_Given exercise_.
Reproduce verbatim the stretch of the data below from the line containing "svg-text:0.755% - 0.882%: 0.755%" through the line containing "svg-text:0.263% - 0.370%: 0.263%", both lines included.

═════ Data shown ═════

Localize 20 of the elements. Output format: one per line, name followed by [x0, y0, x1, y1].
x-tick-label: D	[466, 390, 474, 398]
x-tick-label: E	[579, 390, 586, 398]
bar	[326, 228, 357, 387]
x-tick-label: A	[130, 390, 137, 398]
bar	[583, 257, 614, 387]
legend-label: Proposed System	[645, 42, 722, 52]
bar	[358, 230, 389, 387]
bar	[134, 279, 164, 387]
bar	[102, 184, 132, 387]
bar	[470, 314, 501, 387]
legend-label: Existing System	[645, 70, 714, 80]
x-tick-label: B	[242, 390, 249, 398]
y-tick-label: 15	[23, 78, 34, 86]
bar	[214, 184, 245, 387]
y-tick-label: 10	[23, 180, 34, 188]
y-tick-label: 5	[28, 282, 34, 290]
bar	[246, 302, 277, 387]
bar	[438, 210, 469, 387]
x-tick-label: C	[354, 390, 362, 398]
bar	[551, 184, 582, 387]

═════
═════ Data shown ═════

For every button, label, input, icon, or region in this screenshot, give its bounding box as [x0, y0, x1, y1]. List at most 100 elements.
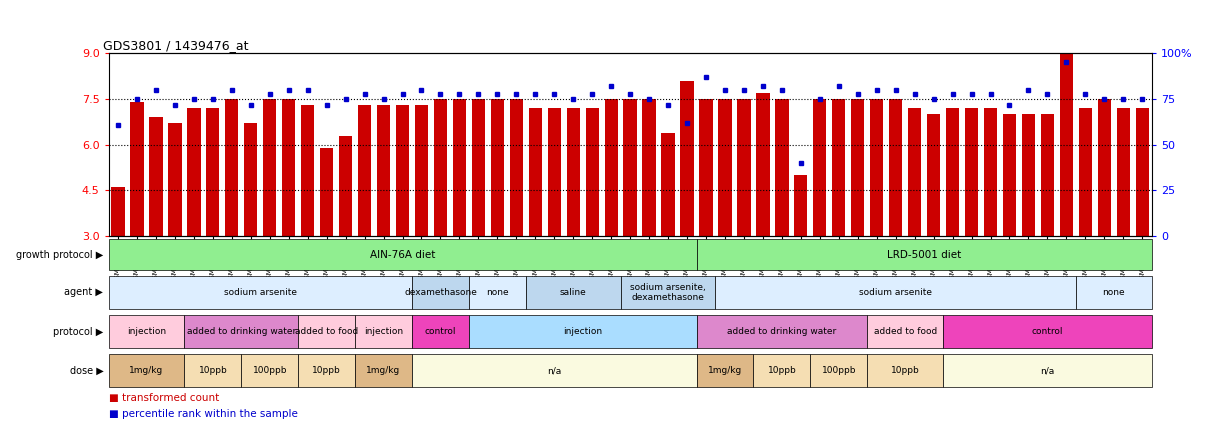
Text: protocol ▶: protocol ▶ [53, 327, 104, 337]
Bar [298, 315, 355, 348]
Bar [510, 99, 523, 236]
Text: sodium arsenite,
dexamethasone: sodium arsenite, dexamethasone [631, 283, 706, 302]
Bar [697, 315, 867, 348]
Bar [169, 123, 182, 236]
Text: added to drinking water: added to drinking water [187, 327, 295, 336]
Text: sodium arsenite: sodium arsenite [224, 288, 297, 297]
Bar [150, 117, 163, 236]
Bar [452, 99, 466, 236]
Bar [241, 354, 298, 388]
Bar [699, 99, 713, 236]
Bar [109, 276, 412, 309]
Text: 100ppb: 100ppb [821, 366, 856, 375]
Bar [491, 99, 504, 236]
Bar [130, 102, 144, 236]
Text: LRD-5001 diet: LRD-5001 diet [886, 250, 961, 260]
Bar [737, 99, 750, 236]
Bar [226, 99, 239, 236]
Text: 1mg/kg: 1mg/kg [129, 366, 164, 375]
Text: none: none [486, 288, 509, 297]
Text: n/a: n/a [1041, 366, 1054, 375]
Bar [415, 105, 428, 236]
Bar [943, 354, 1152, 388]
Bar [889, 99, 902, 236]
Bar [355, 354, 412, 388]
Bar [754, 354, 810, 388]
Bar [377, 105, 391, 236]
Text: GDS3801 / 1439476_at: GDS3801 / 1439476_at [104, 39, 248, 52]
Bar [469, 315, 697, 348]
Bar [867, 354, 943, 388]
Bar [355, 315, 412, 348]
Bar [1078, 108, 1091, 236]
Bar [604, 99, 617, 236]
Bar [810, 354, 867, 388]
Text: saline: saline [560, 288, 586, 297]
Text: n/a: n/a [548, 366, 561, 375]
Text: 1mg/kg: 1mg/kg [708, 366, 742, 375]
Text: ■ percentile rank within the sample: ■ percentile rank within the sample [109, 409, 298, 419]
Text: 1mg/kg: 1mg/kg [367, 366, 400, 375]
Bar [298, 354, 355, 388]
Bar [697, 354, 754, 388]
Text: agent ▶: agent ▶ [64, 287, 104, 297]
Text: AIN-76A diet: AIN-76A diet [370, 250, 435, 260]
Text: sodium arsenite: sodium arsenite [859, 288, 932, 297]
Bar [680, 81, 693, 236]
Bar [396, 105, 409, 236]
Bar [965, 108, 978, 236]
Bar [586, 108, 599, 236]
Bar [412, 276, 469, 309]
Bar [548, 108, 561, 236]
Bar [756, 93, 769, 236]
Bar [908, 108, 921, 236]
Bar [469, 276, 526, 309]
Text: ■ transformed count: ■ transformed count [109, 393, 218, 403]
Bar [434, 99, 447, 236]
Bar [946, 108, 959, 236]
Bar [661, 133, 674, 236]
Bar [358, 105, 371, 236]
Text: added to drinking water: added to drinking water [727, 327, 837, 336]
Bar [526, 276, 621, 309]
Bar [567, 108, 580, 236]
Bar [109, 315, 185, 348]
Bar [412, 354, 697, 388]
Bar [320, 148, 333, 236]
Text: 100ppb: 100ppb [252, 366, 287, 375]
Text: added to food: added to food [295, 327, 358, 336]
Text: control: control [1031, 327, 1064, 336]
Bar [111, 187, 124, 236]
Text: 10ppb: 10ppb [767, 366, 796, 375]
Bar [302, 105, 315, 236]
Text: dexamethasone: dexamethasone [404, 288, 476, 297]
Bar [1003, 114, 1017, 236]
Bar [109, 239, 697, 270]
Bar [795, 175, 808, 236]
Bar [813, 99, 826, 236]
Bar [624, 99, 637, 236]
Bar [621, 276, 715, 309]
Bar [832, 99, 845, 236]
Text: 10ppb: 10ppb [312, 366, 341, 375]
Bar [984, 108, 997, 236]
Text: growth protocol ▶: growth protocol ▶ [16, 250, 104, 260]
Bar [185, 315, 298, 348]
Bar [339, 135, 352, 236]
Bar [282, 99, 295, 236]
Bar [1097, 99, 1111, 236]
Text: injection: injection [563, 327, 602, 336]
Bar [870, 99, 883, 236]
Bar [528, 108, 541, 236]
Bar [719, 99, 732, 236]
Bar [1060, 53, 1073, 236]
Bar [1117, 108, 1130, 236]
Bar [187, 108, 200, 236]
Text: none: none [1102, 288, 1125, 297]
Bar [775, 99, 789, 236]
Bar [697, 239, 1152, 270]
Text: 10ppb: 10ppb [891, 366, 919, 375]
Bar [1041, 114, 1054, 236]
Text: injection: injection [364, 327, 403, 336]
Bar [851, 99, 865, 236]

═════
═════ Data shown ═════

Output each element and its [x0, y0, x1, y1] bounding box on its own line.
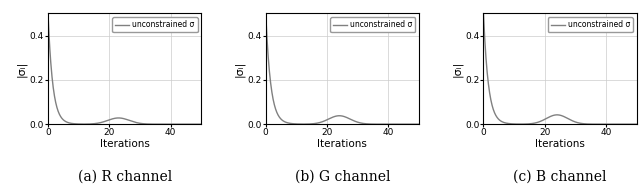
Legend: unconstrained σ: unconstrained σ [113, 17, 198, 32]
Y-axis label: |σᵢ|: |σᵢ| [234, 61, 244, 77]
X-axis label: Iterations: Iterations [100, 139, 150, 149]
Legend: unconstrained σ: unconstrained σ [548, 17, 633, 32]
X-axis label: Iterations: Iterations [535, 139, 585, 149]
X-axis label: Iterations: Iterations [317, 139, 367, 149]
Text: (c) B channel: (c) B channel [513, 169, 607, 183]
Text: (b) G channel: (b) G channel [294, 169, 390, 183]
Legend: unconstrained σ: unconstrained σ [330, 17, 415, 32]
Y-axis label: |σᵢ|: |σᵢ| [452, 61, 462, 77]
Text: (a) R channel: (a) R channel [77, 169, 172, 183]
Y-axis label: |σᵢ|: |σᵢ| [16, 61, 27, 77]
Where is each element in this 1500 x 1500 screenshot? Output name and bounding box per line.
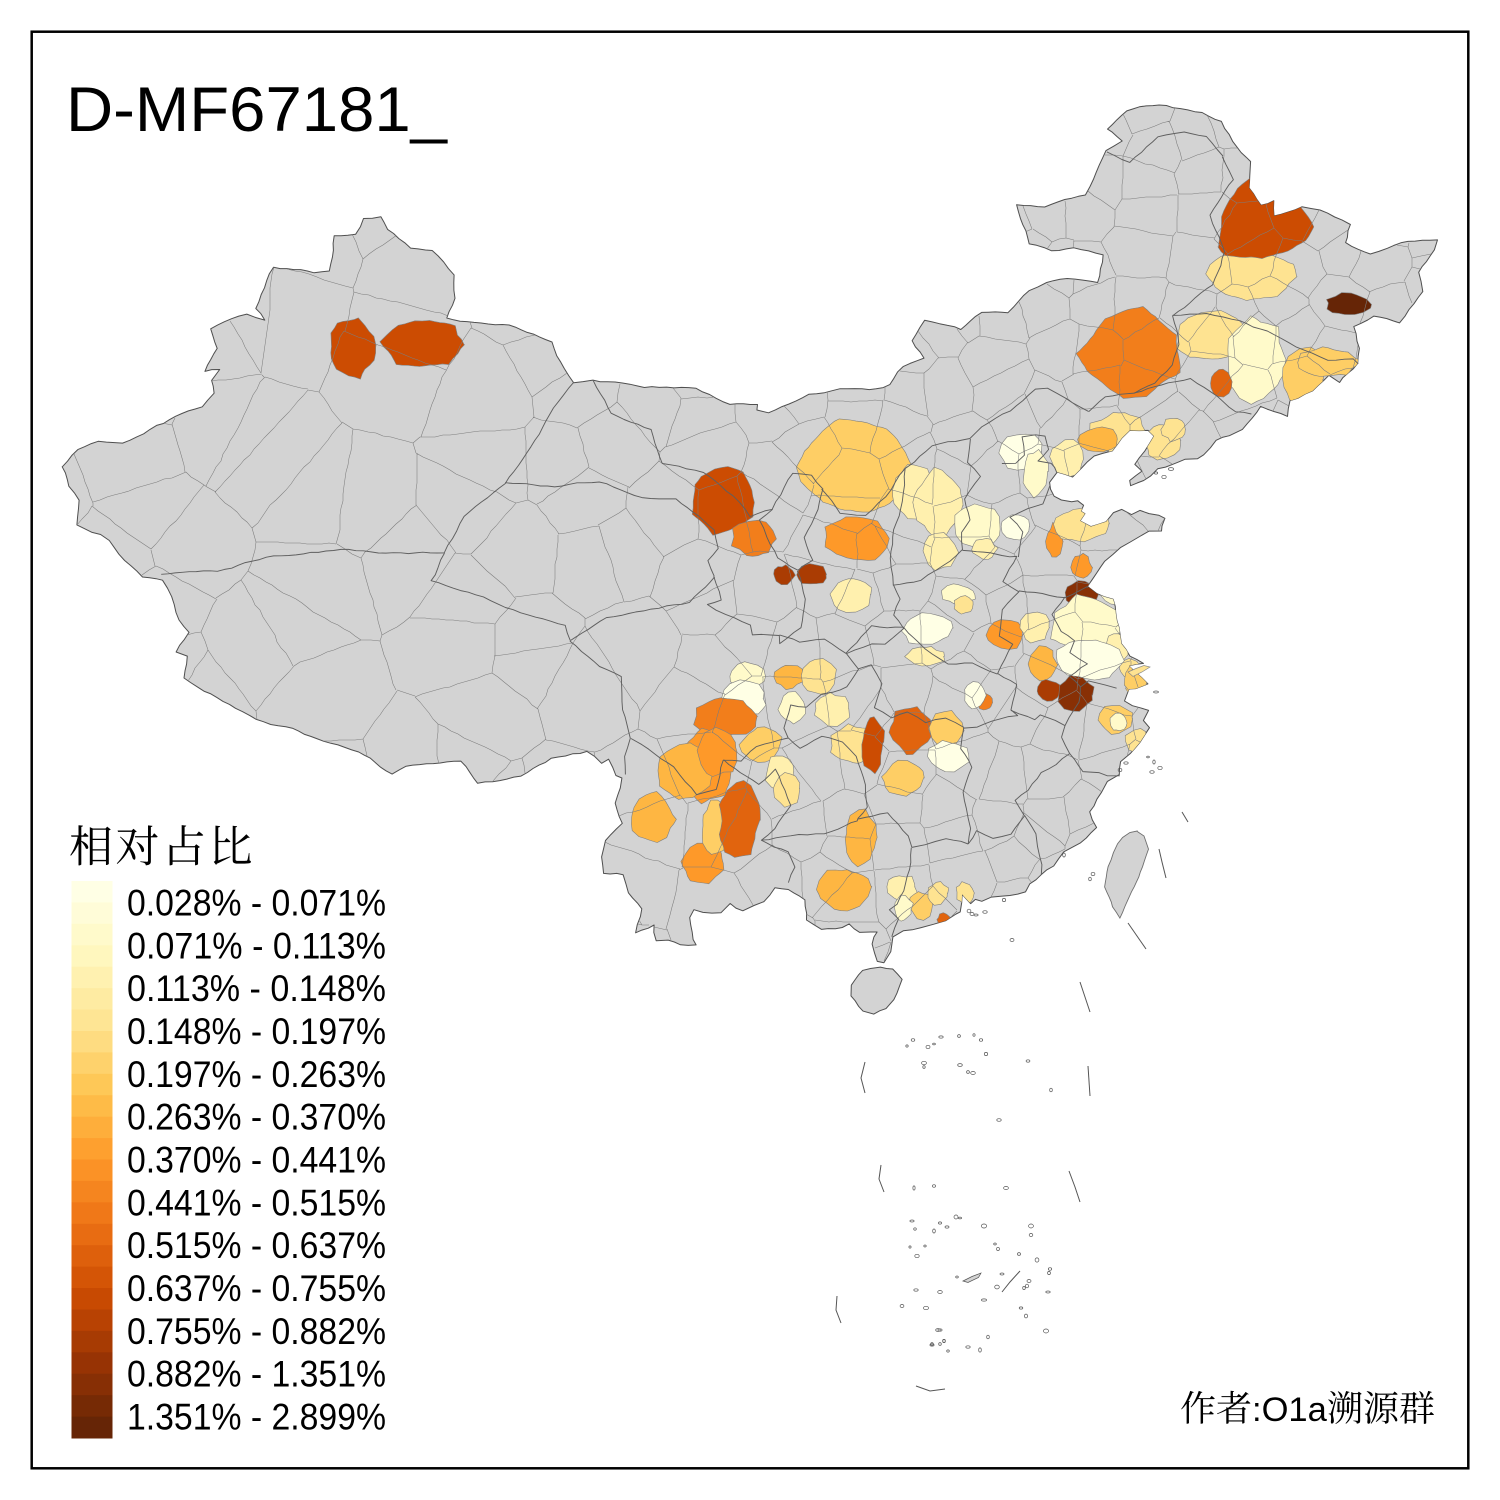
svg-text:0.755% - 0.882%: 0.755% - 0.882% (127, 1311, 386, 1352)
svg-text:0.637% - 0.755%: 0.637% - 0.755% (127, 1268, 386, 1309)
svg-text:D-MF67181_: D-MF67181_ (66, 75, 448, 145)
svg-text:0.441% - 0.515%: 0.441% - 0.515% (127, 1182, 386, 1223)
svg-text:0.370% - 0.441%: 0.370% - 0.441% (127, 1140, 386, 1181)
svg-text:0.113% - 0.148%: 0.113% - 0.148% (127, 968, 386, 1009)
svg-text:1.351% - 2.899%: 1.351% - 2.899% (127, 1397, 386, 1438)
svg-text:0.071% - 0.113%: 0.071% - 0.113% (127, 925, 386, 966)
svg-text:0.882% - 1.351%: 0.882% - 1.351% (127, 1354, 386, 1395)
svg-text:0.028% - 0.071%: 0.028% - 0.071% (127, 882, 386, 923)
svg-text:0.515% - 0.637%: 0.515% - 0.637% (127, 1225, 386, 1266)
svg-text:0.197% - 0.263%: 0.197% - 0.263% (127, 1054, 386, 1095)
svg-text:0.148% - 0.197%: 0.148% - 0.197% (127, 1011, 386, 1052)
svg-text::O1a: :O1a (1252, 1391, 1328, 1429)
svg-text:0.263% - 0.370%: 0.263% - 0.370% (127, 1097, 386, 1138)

═════

_Task answer_.
svg-text:0.755% - 0.882%: 0.755% - 0.882% (127, 1311, 386, 1352)
svg-text:0.637% - 0.755%: 0.637% - 0.755% (127, 1268, 386, 1309)
svg-text:D-MF67181_: D-MF67181_ (66, 75, 448, 145)
svg-text:0.441% - 0.515%: 0.441% - 0.515% (127, 1182, 386, 1223)
svg-text:0.370% - 0.441%: 0.370% - 0.441% (127, 1140, 386, 1181)
svg-text:0.113% - 0.148%: 0.113% - 0.148% (127, 968, 386, 1009)
svg-text:1.351% - 2.899%: 1.351% - 2.899% (127, 1397, 386, 1438)
svg-text:0.071% - 0.113%: 0.071% - 0.113% (127, 925, 386, 966)
svg-text:0.882% - 1.351%: 0.882% - 1.351% (127, 1354, 386, 1395)
svg-text:0.028% - 0.071%: 0.028% - 0.071% (127, 882, 386, 923)
svg-text:0.515% - 0.637%: 0.515% - 0.637% (127, 1225, 386, 1266)
svg-text:0.197% - 0.263%: 0.197% - 0.263% (127, 1054, 386, 1095)
svg-text:0.148% - 0.197%: 0.148% - 0.197% (127, 1011, 386, 1052)
svg-text::O1a: :O1a (1252, 1391, 1328, 1429)
svg-text:0.263% - 0.370%: 0.263% - 0.370% (127, 1097, 386, 1138)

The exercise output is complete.